## BEGIN Source records
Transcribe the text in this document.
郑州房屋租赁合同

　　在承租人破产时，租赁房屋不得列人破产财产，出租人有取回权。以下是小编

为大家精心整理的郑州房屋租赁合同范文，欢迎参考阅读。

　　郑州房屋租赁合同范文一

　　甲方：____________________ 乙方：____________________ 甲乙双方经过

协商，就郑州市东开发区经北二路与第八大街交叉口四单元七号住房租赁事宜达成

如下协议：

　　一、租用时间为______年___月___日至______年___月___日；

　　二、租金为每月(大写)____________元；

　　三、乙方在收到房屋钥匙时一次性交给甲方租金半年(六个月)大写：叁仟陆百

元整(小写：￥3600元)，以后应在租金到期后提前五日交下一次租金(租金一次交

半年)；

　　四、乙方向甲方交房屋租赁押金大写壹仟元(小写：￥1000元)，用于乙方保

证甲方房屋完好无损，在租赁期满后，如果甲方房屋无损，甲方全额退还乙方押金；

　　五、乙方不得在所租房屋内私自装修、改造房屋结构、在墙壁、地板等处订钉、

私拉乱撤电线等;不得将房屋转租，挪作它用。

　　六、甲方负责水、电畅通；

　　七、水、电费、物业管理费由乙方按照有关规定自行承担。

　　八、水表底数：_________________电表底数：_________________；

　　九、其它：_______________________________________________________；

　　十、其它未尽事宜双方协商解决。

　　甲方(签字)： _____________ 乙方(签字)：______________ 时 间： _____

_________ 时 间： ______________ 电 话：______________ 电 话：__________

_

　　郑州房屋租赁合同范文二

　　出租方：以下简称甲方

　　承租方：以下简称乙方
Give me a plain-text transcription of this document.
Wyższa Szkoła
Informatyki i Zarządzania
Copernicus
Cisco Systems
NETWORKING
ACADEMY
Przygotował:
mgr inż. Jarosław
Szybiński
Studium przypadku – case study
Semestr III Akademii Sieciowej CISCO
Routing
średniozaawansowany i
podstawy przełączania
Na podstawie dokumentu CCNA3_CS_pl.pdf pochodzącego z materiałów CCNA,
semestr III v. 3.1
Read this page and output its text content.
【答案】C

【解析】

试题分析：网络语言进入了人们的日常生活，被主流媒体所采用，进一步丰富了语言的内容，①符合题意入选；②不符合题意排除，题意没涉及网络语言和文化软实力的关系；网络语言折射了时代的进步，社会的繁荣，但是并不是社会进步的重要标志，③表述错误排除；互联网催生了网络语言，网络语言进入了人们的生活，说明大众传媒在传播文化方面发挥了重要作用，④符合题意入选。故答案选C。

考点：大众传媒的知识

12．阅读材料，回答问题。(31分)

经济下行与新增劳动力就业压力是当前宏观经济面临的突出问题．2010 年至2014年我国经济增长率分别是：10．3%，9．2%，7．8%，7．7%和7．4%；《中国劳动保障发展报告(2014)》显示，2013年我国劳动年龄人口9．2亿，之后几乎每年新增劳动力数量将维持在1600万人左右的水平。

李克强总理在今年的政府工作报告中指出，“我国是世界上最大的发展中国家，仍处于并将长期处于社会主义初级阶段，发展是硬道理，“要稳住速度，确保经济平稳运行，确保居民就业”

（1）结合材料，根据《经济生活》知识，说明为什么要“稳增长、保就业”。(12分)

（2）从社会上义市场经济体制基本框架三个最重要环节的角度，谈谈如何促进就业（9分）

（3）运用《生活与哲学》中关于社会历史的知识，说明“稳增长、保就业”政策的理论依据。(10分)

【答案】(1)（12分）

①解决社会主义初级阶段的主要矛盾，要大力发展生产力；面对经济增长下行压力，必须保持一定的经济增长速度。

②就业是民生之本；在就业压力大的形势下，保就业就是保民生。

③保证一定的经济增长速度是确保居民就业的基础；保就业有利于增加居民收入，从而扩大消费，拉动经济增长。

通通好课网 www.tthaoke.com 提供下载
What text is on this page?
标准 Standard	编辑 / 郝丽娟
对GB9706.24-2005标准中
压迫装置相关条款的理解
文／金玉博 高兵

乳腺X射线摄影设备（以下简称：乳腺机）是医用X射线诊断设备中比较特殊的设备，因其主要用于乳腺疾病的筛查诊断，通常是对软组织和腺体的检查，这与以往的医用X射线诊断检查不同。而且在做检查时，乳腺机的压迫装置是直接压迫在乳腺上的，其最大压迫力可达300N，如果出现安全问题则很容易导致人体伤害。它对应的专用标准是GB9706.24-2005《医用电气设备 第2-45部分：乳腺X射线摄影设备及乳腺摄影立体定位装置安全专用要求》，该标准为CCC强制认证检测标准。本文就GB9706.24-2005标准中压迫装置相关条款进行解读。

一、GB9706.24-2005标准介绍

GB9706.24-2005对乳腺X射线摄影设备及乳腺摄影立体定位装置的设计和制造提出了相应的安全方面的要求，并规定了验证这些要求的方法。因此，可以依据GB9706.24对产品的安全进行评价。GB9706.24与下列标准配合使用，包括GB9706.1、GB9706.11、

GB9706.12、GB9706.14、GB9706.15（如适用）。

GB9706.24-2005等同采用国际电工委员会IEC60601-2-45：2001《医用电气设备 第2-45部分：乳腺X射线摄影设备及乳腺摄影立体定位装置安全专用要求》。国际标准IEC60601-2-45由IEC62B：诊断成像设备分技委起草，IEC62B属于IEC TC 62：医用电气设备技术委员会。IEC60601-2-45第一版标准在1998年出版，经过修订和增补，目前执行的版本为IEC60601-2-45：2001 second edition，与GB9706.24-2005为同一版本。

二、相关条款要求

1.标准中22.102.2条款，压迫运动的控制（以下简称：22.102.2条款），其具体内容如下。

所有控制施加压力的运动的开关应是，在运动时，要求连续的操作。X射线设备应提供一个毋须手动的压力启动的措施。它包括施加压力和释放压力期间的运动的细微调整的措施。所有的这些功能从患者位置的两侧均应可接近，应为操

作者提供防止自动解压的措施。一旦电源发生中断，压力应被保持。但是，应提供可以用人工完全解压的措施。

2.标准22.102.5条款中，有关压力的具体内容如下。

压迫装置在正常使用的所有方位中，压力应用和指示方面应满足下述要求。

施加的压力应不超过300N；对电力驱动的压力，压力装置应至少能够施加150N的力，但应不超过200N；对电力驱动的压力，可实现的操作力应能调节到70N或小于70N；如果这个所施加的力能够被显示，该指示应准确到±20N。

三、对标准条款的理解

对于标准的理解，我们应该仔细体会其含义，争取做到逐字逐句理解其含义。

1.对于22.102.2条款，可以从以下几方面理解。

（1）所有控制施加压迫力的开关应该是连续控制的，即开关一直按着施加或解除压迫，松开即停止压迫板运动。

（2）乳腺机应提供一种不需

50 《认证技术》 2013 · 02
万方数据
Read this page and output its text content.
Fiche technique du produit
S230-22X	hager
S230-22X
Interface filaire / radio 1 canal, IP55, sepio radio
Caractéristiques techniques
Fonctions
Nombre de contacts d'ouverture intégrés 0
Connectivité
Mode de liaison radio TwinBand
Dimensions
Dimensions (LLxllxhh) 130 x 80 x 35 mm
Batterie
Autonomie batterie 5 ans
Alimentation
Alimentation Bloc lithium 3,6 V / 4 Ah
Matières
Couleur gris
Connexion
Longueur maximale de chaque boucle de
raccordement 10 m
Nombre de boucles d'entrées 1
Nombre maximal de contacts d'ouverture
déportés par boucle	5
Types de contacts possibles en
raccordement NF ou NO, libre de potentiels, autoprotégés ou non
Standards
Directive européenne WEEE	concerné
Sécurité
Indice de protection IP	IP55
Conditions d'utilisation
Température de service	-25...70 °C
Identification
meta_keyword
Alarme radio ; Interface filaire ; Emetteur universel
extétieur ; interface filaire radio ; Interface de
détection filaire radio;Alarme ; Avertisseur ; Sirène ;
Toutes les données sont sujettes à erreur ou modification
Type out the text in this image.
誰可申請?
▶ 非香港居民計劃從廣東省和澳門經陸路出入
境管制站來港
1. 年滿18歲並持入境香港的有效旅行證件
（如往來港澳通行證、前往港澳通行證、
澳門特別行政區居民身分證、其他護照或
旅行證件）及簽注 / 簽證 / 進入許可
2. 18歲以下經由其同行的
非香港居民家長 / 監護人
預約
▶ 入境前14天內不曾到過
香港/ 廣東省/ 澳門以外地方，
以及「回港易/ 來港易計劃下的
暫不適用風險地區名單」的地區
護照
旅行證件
## END Source records
#### Written instruction
All lines in the data that contain the word "ouverture" should be copied.

#### Task response
Nombre de contacts d'ouverture intégrés 0
Nombre maximal de contacts d'ouverture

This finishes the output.